» REQUIREMENT: Please rewrite the records as a Markdown table with the columns Row and Line, giving each line its own numbered row and leaving out blank lines. Begin at the first line of the records and stop after the line that contains "paragraph-2: With this".

» DATA PROVIDED:
>> Start

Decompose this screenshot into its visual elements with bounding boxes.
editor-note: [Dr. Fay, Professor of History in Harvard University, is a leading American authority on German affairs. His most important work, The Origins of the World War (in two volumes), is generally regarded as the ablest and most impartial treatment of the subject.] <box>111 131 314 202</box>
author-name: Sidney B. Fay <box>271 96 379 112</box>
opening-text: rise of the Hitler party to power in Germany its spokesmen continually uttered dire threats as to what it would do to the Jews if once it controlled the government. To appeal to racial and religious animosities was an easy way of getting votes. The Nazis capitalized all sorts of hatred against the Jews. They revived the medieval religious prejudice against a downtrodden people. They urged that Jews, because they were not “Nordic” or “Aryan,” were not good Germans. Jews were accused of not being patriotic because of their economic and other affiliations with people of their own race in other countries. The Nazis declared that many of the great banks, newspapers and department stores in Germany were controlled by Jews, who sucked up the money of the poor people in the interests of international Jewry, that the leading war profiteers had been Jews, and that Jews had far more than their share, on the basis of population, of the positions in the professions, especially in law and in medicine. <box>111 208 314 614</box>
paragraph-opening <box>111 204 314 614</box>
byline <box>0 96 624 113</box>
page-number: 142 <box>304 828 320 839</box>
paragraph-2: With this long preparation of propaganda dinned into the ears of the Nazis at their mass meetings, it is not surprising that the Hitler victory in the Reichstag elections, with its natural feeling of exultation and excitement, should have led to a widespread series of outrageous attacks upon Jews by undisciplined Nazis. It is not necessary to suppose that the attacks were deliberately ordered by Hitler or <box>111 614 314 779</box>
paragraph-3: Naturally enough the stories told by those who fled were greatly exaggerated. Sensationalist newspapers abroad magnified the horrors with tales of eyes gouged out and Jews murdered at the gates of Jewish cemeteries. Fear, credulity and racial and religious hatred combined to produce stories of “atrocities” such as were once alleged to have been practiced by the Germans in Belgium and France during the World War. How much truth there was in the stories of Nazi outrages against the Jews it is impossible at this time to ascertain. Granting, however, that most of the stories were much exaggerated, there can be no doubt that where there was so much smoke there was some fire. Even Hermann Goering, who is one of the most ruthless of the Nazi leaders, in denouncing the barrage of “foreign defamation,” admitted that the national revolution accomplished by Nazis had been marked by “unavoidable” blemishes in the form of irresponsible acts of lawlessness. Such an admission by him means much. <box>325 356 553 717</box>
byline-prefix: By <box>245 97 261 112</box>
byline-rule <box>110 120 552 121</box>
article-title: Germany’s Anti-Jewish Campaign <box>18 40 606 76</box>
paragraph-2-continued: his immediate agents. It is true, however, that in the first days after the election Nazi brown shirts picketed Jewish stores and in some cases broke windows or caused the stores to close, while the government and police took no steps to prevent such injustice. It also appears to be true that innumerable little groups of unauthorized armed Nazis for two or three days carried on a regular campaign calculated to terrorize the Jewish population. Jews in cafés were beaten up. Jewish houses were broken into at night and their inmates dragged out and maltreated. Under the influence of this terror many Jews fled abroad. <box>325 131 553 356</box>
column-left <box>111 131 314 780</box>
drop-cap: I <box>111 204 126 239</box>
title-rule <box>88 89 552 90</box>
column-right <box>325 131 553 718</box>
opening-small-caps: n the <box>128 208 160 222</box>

>> End

» ANSWER FOR THIS EXERCISE:
| Row | Line |
|---|---|
| 1 | Decompose this screenshot into its visual elements with bounding boxes. |
| 2 | editor-note: [Dr. Fay, Professor of History in Harvard University, is a leading American authority on German affairs. His most important work, The Origins of the World War (in two volumes), is generally regarded as the ablest and most impartial treatment of the subject.] <box>111 131 314 202</box> |
| 3 | author-name: Sidney B. Fay <box>271 96 379 112</box> |
| 4 | opening-text: rise of the Hitler party to power in Germany its spokesmen continually uttered dire threats as to what it would do to the Jews if once it controlled the government. To appeal to racial and religious animosities was an easy way of getting votes. The Nazis capitalized all sorts of hatred against the Jews. They revived the medieval religious prejudice against a downtrodden people. They urged that Jews, because they were not “Nordic” or “Aryan,” were not good Germans. Jews were accused of not being patriotic because of their economic and other affiliations with people of their own race in other countries. The Nazis declared that many of the great banks, newspapers and department stores in Germany were controlled by Jews, who sucked up the money of the poor people in the interests of international Jewry, that the leading war profiteers had been Jews, and that Jews had far more than their share, on the basis of population, of the positions in the professions, especially in law and in medicine. <box>111 208 314 614</box> |
| 5 | paragraph-opening <box>111 204 314 614</box> |
| 6 | byline <box>0 96 624 113</box> |
| 7 | page-number: 142 <box>304 828 320 839</box> |
| 8 | paragraph-2: With this long preparation of propaganda dinned into the ears of the Nazis at their mass meetings, it is not surprising that the Hitler victory in the Reichstag elections, with its natural feeling of exultation and excitement, should have led to a widespread series of outrageous attacks upon Jews by undisciplined Nazis. It is not necessary to suppose that the attacks were deliberately ordered by Hitler or <box>111 614 314 779</box> |